Figure contents as structured data:
— Begin —
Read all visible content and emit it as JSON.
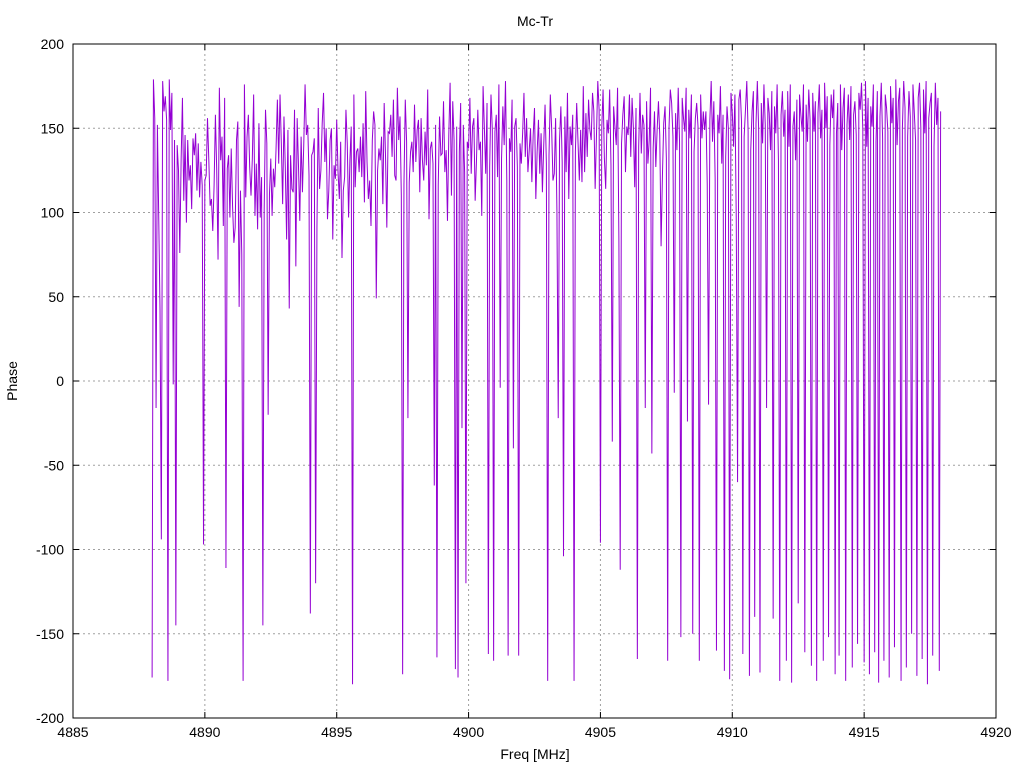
{
  "chart_data": {
    "type": "line",
    "title": "Mc-Tr",
    "xlabel": "Freq [MHz]",
    "ylabel": "Phase",
    "xlim": [
      4885,
      4920
    ],
    "ylim": [
      -200,
      200
    ],
    "x_ticks": [
      4885,
      4890,
      4895,
      4900,
      4905,
      4910,
      4915,
      4920
    ],
    "y_ticks": [
      -200,
      -150,
      -100,
      -50,
      0,
      50,
      100,
      150,
      200
    ],
    "grid": true,
    "legend": "none",
    "series_color": "#9400d3",
    "series": [
      {
        "x_start": 4888.0,
        "x_step": 0.05,
        "values": [
          -176,
          179,
          156,
          -16,
          152,
          98,
          42,
          -94,
          178,
          160,
          169,
          155,
          -178,
          179,
          149,
          171,
          -2,
          143,
          -145,
          140,
          125,
          76,
          131,
          168,
          107,
          146,
          94,
          143,
          119,
          128,
          102,
          144,
          134,
          147,
          113,
          141,
          109,
          130,
          116,
          -97,
          119,
          122,
          156,
          131,
          104,
          108,
          89,
          116,
          158,
          125,
          72,
          174,
          131,
          145,
          92,
          168,
          -111,
          126,
          134,
          97,
          138,
          104,
          82,
          91,
          143,
          154,
          44,
          113,
          75,
          -178,
          176,
          109,
          145,
          158,
          127,
          110,
          132,
          170,
          98,
          129,
          90,
          153,
          97,
          121,
          -145,
          102,
          161,
          141,
          -20,
          111,
          132,
          98,
          126,
          115,
          138,
          167,
          129,
          170,
          141,
          105,
          157,
          127,
          84,
          149,
          43,
          134,
          114,
          112,
          161,
          68,
          156,
          128,
          95,
          145,
          112,
          140,
          176,
          146,
          152,
          122,
          -138,
          134,
          136,
          144,
          -120,
          91,
          162,
          114,
          125,
          153,
          171,
          130,
          150,
          96,
          113,
          143,
          150,
          84,
          128,
          120,
          155,
          124,
          108,
          142,
          73,
          113,
          121,
          161,
          141,
          97,
          131,
          151,
          -180,
          170,
          115,
          136,
          138,
          124,
          145,
          121,
          153,
          106,
          172,
          130,
          108,
          119,
          92,
          143,
          160,
          152,
          49,
          125,
          138,
          131,
          145,
          105,
          165,
          134,
          91,
          148,
          147,
          158,
          133,
          167,
          122,
          119,
          174,
          143,
          157,
          110,
          -174,
          117,
          167,
          142,
          -22,
          118,
          136,
          142,
          124,
          164,
          130,
          149,
          155,
          112,
          156,
          131,
          119,
          148,
          128,
          173,
          96,
          138,
          142,
          129,
          -62,
          152,
          -164,
          116,
          157,
          134,
          135,
          166,
          124,
          137,
          95,
          146,
          177,
          110,
          166,
          143,
          -171,
          151,
          -176,
          136,
          165,
          -28,
          152,
          124,
          -120,
          142,
          138,
          168,
          123,
          151,
          156,
          107,
          131,
          161,
          137,
          142,
          98,
          175,
          150,
          123,
          165,
          -162,
          127,
          170,
          149,
          -166,
          148,
          158,
          121,
          176,
          -4,
          132,
          163,
          140,
          178,
          119,
          -163,
          144,
          136,
          167,
          -40,
          151,
          156,
          127,
          -163,
          141,
          129,
          147,
          171,
          133,
          156,
          124,
          137,
          150,
          118,
          146,
          162,
          108,
          136,
          155,
          123,
          147,
          112,
          140,
          164,
          129,
          -178,
          134,
          170,
          150,
          119,
          123,
          156,
          101,
          -22,
          143,
          163,
          130,
          -104,
          157,
          124,
          171,
          108,
          151,
          140,
          158,
          -178,
          136,
          165,
          142,
          119,
          149,
          118,
          175,
          124,
          159,
          133,
          167,
          149,
          143,
          171,
          160,
          114,
          146,
          178,
          161,
          -96,
          150,
          173,
          132,
          114,
          155,
          147,
          173,
          128,
          -36,
          163,
          151,
          140,
          174,
          84,
          -112,
          141,
          158,
          169,
          124,
          151,
          146,
          170,
          133,
          168,
          150,
          115,
          162,
          -165,
          139,
          171,
          135,
          158,
          152,
          -16,
          166,
          129,
          143,
          174,
          -43,
          138,
          160,
          127,
          149,
          166,
          146,
          80,
          121,
          153,
          163,
          132,
          -166,
          150,
          173,
          165,
          145,
          -7,
          159,
          137,
          174,
          142,
          -152,
          168,
          156,
          148,
          174,
          -24,
          161,
          144,
          170,
          -150,
          136,
          156,
          165,
          151,
          -166,
          170,
          144,
          160,
          149,
          160,
          117,
          -14,
          155,
          178,
          142,
          166,
          120,
          -160,
          158,
          147,
          175,
          129,
          158,
          -172,
          133,
          163,
          150,
          -177,
          171,
          159,
          139,
          170,
          97,
          -60,
          167,
          173,
          154,
          -162,
          145,
          161,
          178,
          148,
          -175,
          137,
          160,
          172,
          -140,
          153,
          178,
          149,
          -173,
          165,
          141,
          176,
          152,
          -16,
          168,
          159,
          137,
          172,
          -141,
          163,
          147,
          176,
          131,
          -178,
          158,
          172,
          145,
          161,
          -166,
          172,
          139,
          176,
          -179,
          151,
          160,
          131,
          167,
          -132,
          170,
          158,
          148,
          176,
          -161,
          164,
          142,
          173,
          155,
          -169,
          171,
          148,
          166,
          -178,
          159,
          176,
          144,
          161,
          -166,
          177,
          150,
          169,
          -152,
          140,
          170,
          156,
          173,
          -174,
          147,
          165,
          -163,
          176,
          137,
          162,
          174,
          -178,
          152,
          170,
          143,
          175,
          -170,
          158,
          166,
          146,
          -156,
          171,
          161,
          177,
          149,
          -167,
          178,
          139,
          168,
          -174,
          163,
          151,
          176,
          -161,
          142,
          172,
          -179,
          157,
          177,
          144,
          -166,
          170,
          162,
          148,
          -176,
          175,
          153,
          168,
          -158,
          179,
          140,
          166,
          174,
          -178,
          150,
          178,
          162,
          -170,
          145,
          172,
          157,
          -150,
          176,
          160,
          143,
          -175,
          168,
          177,
          150,
          -165,
          173,
          147,
          178,
          -180,
          156,
          165,
          171,
          -163,
          139,
          177,
          152,
          168,
          -172,
          160
        ]
      }
    ]
  }
}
— End —
WRITTEN INSTRUCTION: Return the whole listing, word for word, and leave out every picture.

TASK RESULT:
Read all visible content and emit it as JSON.
{
  "chart_data": {
    "type": "line",
    "title": "Mc-Tr",
    "xlabel": "Freq [MHz]",
    "ylabel": "Phase",
    "xlim": [
      4885,
      4920
    ],
    "ylim": [
      -200,
      200
    ],
    "x_ticks": [
      4885,
      4890,
      4895,
      4900,
      4905,
      4910,
      4915,
      4920
    ],
    "y_ticks": [
      -200,
      -150,
      -100,
      -50,
      0,
      50,
      100,
      150,
      200
    ],
    "grid": true,
    "legend": "none",
    "series_color": "#9400d3",
    "series": [
      {
        "x_start": 4888.0,
        "x_step": 0.05,
        "values": [
          -176,
          179,
          156,
          -16,
          152,
          98,
          42,
          -94,
          178,
          160,
          169,
          155,
          -178,
          179,
          149,
          171,
          -2,
          143,
          -145,
          140,
          125,
          76,
          131,
          168,
          107,
          146,
          94,
          143,
          119,
          128,
          102,
          144,
          134,
          147,
          113,
          141,
          109,
          130,
          116,
          -97,
          119,
          122,
          156,
          131,
          104,
          108,
          89,
          116,
          158,
          125,
          72,
          174,
          131,
          145,
          92,
          168,
          -111,
          126,
          134,
          97,
          138,
          104,
          82,
          91,
          143,
          154,
          44,
          113,
          75,
          -178,
          176,
          109,
          145,
          158,
          127,
          110,
          132,
          170,
          98,
          129,
          90,
          153,
          97,
          121,
          -145,
          102,
          161,
          141,
          -20,
          111,
          132,
          98,
          126,
          115,
          138,
          167,
          129,
          170,
          141,
          105,
          157,
          127,
          84,
          149,
          43,
          134,
          114,
          112,
          161,
          68,
          156,
          128,
          95,
          145,
          112,
          140,
          176,
          146,
          152,
          122,
          -138,
          134,
          136,
          144,
          -120,
          91,
          162,
          114,
          125,
          153,
          171,
          130,
          150,
          96,
          113,
          143,
          150,
          84,
          128,
          120,
          155,
          124,
          108,
          142,
          73,
          113,
          121,
          161,
          141,
          97,
          131,
          151,
          -180,
          170,
          115,
          136,
          138,
          124,
          145,
          121,
          153,
          106,
          172,
          130,
          108,
          119,
          92,
          143,
          160,
          152,
          49,
          125,
          138,
          131,
          145,
          105,
          165,
          134,
          91,
          148,
          147,
          158,
          133,
          167,
          122,
          119,
          174,
          143,
          157,
          110,
          -174,
          117,
          167,
          142,
          -22,
          118,
          136,
          142,
          124,
          164,
          130,
          149,
          155,
          112,
          156,
          131,
          119,
          148,
          128,
          173,
          96,
          138,
          142,
          129,
          -62,
          152,
          -164,
          116,
          157,
          134,
          135,
          166,
          124,
          137,
          95,
          146,
          177,
          110,
          166,
          143,
          -171,
          151,
          -176,
          136,
          165,
          -28,
          152,
          124,
          -120,
          142,
          138,
          168,
          123,
          151,
          156,
          107,
          131,
          161,
          137,
          142,
          98,
          175,
          150,
          123,
          165,
          -162,
          127,
          170,
          149,
          -166,
          148,
          158,
          121,
          176,
          -4,
          132,
          163,
          140,
          178,
          119,
          -163,
          144,
          136,
          167,
          -40,
          151,
          156,
          127,
          -163,
          141,
          129,
          147,
          171,
          133,
          156,
          124,
          137,
          150,
          118,
          146,
          162,
          108,
          136,
          155,
          123,
          147,
          112,
          140,
          164,
          129,
          -178,
          134,
          170,
          150,
          119,
          123,
          156,
          101,
          -22,
          143,
          163,
          130,
          -104,
          157,
          124,
          171,
          108,
          151,
          140,
          158,
          -178,
          136,
          165,
          142,
          119,
          149,
          118,
          175,
          124,
          159,
          133,
          167,
          149,
          143,
          171,
          160,
          114,
          146,
          178,
          161,
          -96,
          150,
          173,
          132,
          114,
          155,
          147,
          173,
          128,
          -36,
          163,
          151,
          140,
          174,
          84,
          -112,
          141,
          158,
          169,
          124,
          151,
          146,
          170,
          133,
          168,
          150,
          115,
          162,
          -165,
          139,
          171,
          135,
          158,
          152,
          -16,
          166,
          129,
          143,
          174,
          -43,
          138,
          160,
          127,
          149,
          166,
          146,
          80,
          121,
          153,
          163,
          132,
          -166,
          150,
          173,
          165,
          145,
          -7,
          159,
          137,
          174,
          142,
          -152,
          168,
          156,
          148,
          174,
          -24,
          161,
          144,
          170,
          -150,
          136,
          156,
          165,
          151,
          -166,
          170,
          144,
          160,
          149,
          160,
          117,
          -14,
          155,
          178,
          142,
          166,
          120,
          -160,
          158,
          147,
          175,
          129,
          158,
          -172,
          133,
          163,
          150,
          -177,
          171,
          159,
          139,
          170,
          97,
          -60,
          167,
          173,
          154,
          -162,
          145,
          161,
          178,
          148,
          -175,
          137,
          160,
          172,
          -140,
          153,
          178,
          149,
          -173,
          165,
          141,
          176,
          152,
          -16,
          168,
          159,
          137,
          172,
          -141,
          163,
          147,
          176,
          131,
          -178,
          158,
          172,
          145,
          161,
          -166,
          172,
          139,
          176,
          -179,
          151,
          160,
          131,
          167,
          -132,
          170,
          158,
          148,
          176,
          -161,
          164,
          142,
          173,
          155,
          -169,
          171,
          148,
          166,
          -178,
          159,
          176,
          144,
          161,
          -166,
          177,
          150,
          169,
          -152,
          140,
          170,
          156,
          173,
          -174,
          147,
          165,
          -163,
          176,
          137,
          162,
          174,
          -178,
          152,
          170,
          143,
          175,
          -170,
          158,
          166,
          146,
          -156,
          171,
          161,
          177,
          149,
          -167,
          178,
          139,
          168,
          -174,
          163,
          151,
          176,
          -161,
          142,
          172,
          -179,
          157,
          177,
          144,
          -166,
          170,
          162,
          148,
          -176,
          175,
          153,
          168,
          -158,
          179,
          140,
          166,
          174,
          -178,
          150,
          178,
          162,
          -170,
          145,
          172,
          157,
          -150,
          176,
          160,
          143,
          -175,
          168,
          177,
          150,
          -165,
          173,
          147,
          178,
          -180,
          156,
          165,
          171,
          -163,
          139,
          177,
          152,
          168,
          -172,
          160
        ]
      }
    ]
  }
}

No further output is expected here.